- [AIM OF THE EXERCISE] Leave out any pictures and transcribe all other data below exactly.

- [INPUT DATA]
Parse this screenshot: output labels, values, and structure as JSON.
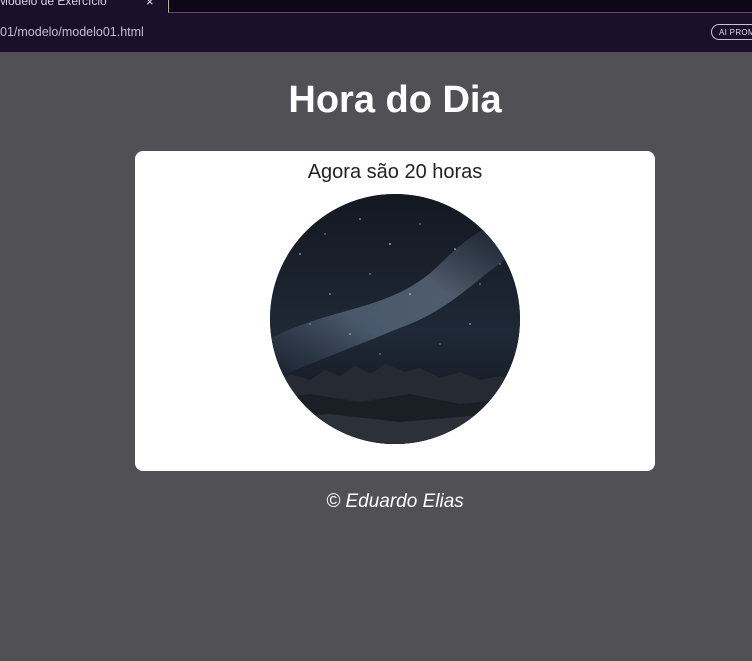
{
  "browser": {
    "tab_title": "Modelo de Exercício",
    "tab_close": "×",
    "url": "01/modelo/modelo01.html",
    "ai_badge": "AI PROM"
  },
  "page": {
    "title": "Hora do Dia",
    "message": "Agora são 20 horas",
    "image_icon": "night-sky-mountains-photo",
    "footer": "© Eduardo Elias"
  },
  "colors": {
    "background": "#515055",
    "card": "#ffffff",
    "title_text": "#ffffff"
  }
}
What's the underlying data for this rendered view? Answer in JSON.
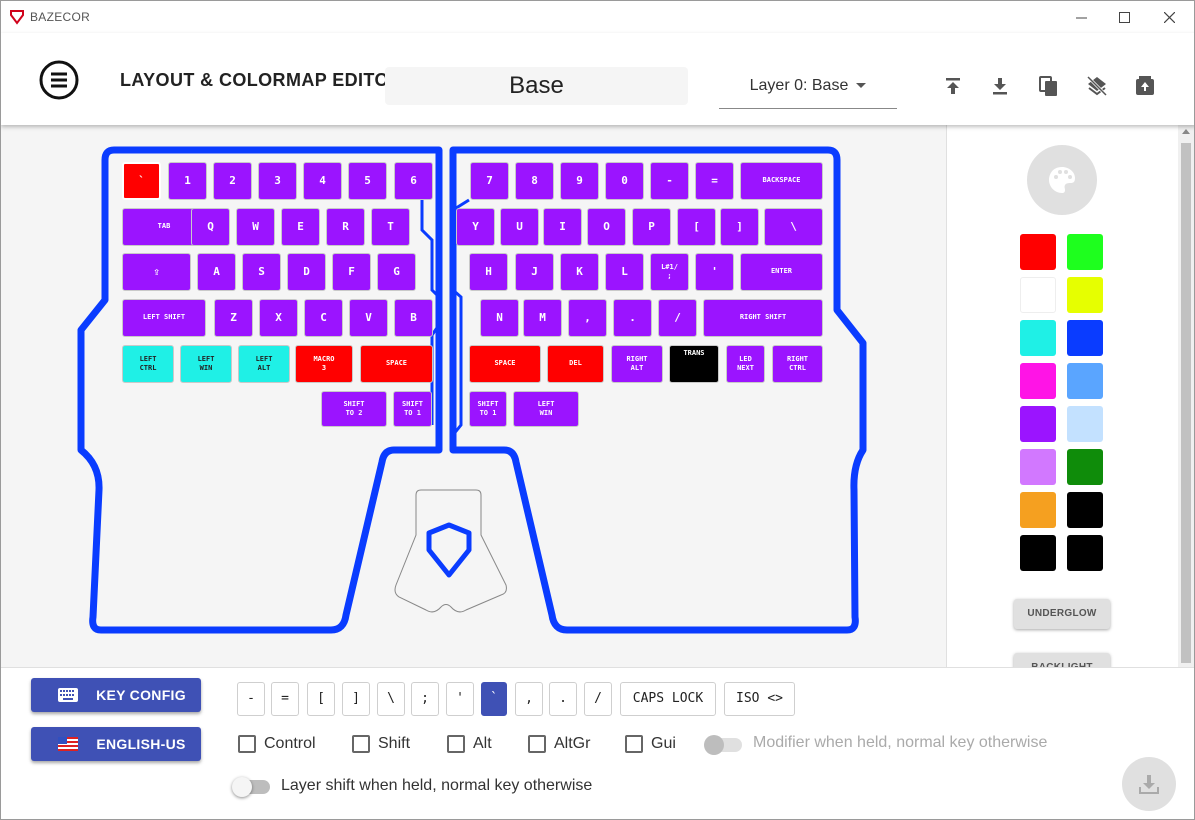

- [FINISHED ANSWER]
Parse this screenshot: output labels, values, and structure as JSON.
{
  "browser": {
    "tab_title": "Modelo de Exercício",
    "tab_close": "×",
    "url": "01/modelo/modelo01.html",
    "ai_badge": "AI PROM"
  },
  "page": {
    "title": "Hora do Dia",
    "message": "Agora são 20 horas",
    "image_icon": "night-sky-mountains-photo",
    "footer": "© Eduardo Elias"
  },
  "colors": {
    "background": "#515055",
    "card": "#ffffff",
    "title_text": "#ffffff"
  }
}
What's the underlying data for this rendered view? Answer in JSON.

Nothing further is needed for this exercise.